**What is required**
Copy each record exactly as it reads, leaving out any pictures it holds.
______________________________
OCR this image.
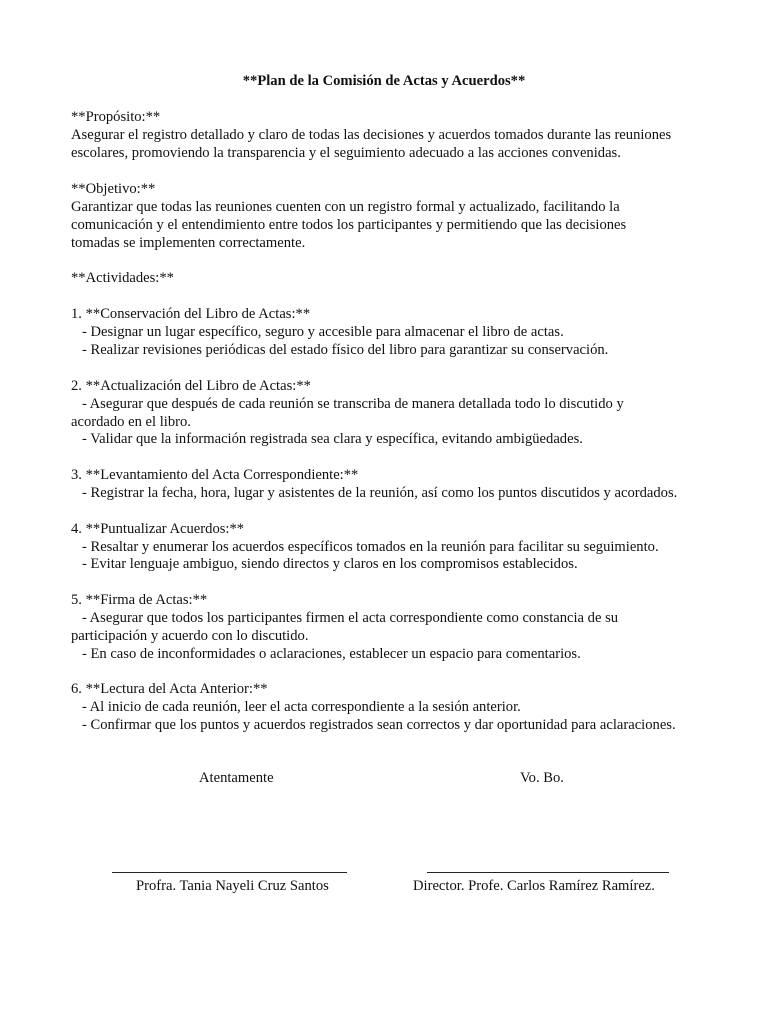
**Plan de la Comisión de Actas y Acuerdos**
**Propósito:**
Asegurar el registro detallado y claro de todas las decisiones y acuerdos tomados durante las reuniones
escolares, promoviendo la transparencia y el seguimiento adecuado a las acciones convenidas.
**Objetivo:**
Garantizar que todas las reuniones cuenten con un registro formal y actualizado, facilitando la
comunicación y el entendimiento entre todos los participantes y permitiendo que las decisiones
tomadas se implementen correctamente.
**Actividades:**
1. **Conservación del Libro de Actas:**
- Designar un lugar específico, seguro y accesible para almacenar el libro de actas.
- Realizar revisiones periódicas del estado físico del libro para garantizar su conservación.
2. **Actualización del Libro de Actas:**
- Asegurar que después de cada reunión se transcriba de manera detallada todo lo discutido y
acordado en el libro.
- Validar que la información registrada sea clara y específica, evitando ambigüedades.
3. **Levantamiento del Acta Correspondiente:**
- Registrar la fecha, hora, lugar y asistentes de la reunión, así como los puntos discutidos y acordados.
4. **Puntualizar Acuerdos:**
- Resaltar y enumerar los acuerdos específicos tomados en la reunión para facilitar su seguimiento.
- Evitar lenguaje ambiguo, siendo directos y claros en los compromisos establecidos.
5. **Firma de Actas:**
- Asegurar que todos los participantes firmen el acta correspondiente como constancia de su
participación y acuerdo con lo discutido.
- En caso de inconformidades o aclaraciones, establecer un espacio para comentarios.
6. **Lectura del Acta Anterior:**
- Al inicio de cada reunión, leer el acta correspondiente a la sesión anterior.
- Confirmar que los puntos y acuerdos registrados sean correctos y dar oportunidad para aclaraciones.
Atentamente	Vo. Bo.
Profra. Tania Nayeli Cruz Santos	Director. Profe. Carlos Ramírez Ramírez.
______________________________
**Correct response**
OCR this image.
**Plan de la Comisión de Actas y Acuerdos**
**Propósito:**
Asegurar el registro detallado y claro de todas las decisiones y acuerdos tomados durante las reuniones
escolares, promoviendo la transparencia y el seguimiento adecuado a las acciones convenidas.
**Objetivo:**
Garantizar que todas las reuniones cuenten con un registro formal y actualizado, facilitando la
comunicación y el entendimiento entre todos los participantes y permitiendo que las decisiones
tomadas se implementen correctamente.
**Actividades:**
1. **Conservación del Libro de Actas:**
- Designar un lugar específico, seguro y accesible para almacenar el libro de actas.
- Realizar revisiones periódicas del estado físico del libro para garantizar su conservación.
2. **Actualización del Libro de Actas:**
- Asegurar que después de cada reunión se transcriba de manera detallada todo lo discutido y
acordado en el libro.
- Validar que la información registrada sea clara y específica, evitando ambigüedades.
3. **Levantamiento del Acta Correspondiente:**
- Registrar la fecha, hora, lugar y asistentes de la reunión, así como los puntos discutidos y acordados.
4. **Puntualizar Acuerdos:**
- Resaltar y enumerar los acuerdos específicos tomados en la reunión para facilitar su seguimiento.
- Evitar lenguaje ambiguo, siendo directos y claros en los compromisos establecidos.
5. **Firma de Actas:**
- Asegurar que todos los participantes firmen el acta correspondiente como constancia de su
participación y acuerdo con lo discutido.
- En caso de inconformidades o aclaraciones, establecer un espacio para comentarios.
6. **Lectura del Acta Anterior:**
- Al inicio de cada reunión, leer el acta correspondiente a la sesión anterior.
- Confirmar que los puntos y acuerdos registrados sean correctos y dar oportunidad para aclaraciones.
Atentamente	Vo. Bo.
Profra. Tania Nayeli Cruz Santos	Director. Profe. Carlos Ramírez Ramírez.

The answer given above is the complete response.